- [EXERCISE INSTRUCTIONS]: Give the count of lines that include the string "активов". Add nothing to it.

- [TASK MATERIAL]:
======
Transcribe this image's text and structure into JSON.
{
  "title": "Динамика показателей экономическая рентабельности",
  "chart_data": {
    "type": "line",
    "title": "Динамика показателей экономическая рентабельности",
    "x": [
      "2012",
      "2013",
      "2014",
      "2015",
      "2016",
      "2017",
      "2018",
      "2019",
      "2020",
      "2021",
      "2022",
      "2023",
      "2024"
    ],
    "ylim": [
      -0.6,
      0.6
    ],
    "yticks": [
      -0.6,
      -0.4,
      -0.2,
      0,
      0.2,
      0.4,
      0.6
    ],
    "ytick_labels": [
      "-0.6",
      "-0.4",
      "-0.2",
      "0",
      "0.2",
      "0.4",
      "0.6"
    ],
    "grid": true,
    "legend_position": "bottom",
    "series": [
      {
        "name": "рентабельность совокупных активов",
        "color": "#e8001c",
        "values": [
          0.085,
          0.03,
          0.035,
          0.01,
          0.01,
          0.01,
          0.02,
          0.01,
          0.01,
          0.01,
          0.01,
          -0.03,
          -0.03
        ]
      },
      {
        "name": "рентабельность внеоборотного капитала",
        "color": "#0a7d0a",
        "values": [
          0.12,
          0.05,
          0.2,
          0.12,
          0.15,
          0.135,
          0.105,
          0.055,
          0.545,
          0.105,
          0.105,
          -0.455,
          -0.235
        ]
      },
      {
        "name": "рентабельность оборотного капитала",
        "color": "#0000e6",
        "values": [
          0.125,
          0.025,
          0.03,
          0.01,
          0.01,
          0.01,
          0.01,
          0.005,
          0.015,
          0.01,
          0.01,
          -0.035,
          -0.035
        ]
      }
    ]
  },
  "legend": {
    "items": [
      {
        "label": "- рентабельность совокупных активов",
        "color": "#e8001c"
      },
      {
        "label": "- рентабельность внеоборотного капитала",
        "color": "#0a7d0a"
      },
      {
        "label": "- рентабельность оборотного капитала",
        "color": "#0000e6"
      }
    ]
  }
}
======
- [EXERCISE OUTPUT]: 2